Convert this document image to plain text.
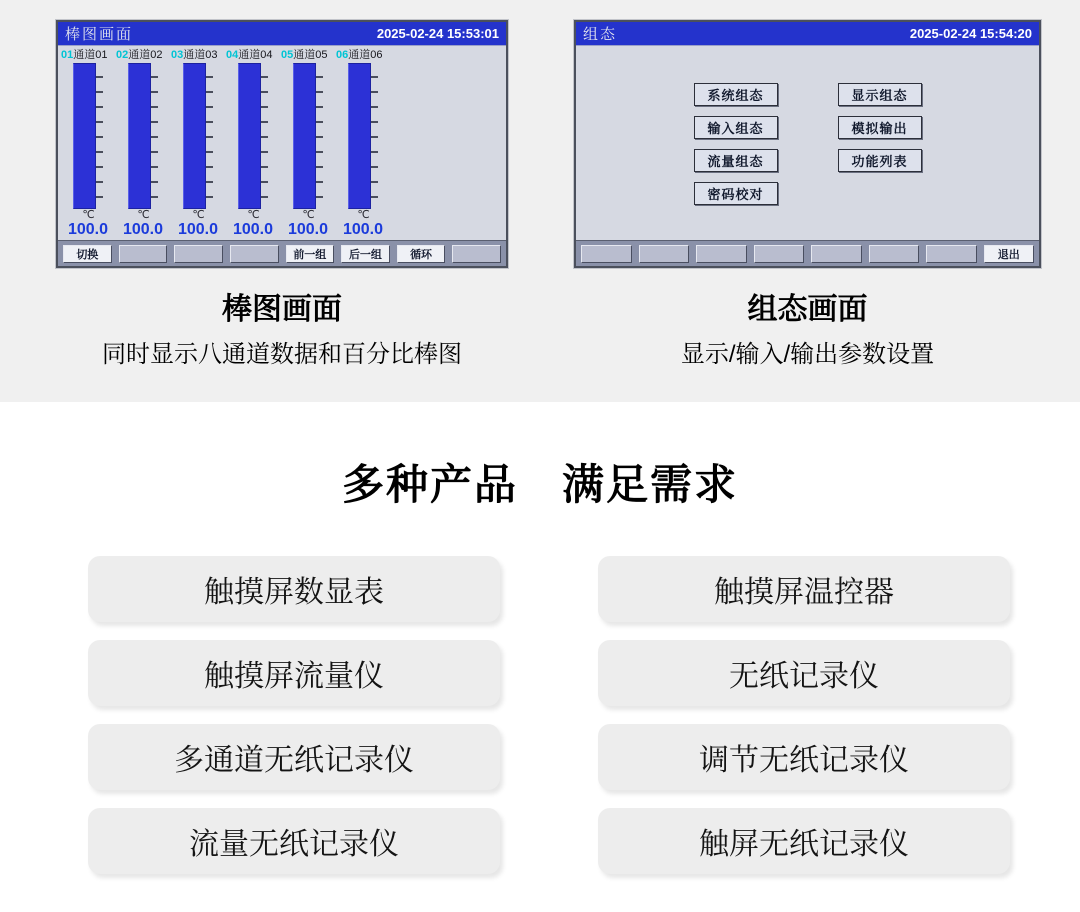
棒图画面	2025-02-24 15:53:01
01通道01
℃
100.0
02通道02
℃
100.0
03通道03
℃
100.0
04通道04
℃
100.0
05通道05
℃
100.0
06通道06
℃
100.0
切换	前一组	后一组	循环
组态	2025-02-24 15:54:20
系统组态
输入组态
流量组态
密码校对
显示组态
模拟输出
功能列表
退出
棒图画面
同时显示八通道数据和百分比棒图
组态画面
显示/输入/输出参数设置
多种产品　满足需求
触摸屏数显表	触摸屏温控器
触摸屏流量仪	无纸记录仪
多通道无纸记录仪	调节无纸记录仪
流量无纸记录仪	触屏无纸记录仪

**********

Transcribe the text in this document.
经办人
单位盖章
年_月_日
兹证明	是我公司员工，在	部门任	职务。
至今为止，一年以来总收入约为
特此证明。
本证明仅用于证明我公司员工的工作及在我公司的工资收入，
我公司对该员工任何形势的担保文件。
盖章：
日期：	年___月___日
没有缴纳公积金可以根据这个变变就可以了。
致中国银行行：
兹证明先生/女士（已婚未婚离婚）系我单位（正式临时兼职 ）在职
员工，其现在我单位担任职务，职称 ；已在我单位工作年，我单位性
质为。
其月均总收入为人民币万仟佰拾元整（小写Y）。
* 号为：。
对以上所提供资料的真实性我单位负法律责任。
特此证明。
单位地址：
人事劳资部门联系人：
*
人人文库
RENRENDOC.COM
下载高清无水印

**********

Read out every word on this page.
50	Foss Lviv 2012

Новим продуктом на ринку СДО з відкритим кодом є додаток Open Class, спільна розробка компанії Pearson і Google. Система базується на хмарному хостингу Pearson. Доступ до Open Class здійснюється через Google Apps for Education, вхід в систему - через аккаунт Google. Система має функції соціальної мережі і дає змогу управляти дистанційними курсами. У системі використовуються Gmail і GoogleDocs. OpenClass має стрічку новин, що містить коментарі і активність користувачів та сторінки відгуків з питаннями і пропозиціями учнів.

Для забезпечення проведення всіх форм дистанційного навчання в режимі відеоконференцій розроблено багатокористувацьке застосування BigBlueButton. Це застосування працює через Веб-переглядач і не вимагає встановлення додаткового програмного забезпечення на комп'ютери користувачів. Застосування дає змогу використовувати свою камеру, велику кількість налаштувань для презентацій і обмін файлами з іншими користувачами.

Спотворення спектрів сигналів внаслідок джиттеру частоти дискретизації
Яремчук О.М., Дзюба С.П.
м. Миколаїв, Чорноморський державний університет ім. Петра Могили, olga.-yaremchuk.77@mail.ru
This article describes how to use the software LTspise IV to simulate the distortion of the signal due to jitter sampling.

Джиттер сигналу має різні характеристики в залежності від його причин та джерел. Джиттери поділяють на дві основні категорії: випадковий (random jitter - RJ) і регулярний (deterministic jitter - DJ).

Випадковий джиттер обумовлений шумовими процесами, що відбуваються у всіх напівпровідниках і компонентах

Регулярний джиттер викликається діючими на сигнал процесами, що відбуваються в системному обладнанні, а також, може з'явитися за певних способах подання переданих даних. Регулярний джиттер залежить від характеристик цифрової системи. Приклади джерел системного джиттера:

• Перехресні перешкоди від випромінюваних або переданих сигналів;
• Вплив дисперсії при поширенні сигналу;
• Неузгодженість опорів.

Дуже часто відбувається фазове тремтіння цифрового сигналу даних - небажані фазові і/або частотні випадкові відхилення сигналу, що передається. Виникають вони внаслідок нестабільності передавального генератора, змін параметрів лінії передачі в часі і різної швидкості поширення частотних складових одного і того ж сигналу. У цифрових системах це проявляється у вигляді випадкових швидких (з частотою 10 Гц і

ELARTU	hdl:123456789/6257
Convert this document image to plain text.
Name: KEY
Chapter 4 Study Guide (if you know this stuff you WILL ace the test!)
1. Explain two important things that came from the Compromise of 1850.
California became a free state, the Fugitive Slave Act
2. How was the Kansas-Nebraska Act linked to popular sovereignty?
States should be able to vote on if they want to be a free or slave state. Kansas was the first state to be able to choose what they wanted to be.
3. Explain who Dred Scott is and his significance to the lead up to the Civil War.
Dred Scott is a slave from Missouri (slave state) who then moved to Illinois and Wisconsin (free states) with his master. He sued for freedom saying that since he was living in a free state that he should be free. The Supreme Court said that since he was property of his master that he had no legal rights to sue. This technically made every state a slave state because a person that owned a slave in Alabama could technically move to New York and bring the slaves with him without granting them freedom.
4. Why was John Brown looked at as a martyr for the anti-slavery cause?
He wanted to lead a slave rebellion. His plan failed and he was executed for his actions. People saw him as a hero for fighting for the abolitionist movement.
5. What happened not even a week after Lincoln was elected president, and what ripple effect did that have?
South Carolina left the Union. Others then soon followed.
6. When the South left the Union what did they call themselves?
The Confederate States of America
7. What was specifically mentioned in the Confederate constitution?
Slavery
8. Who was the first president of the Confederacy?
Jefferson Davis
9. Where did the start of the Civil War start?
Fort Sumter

**********

- What to work on
Identify the lines above with the word "джерел". Copy them.

- Solution to the exercise
Джиттер сигналу має різні характеристики в залежності від його причин та джерел. Джиттери поділяють на дві основні категорії: випадковий (random jitter - RJ) і регулярний (deterministic jitter - DJ).
Регулярний джиттер викликається діючими на сигнал процесами, що відбуваються в системному обладнанні, а також, може з'явитися за певних способах подання переданих даних. Регулярний джиттер залежить від характеристик цифрової системи. Приклади джерел системного джиттера:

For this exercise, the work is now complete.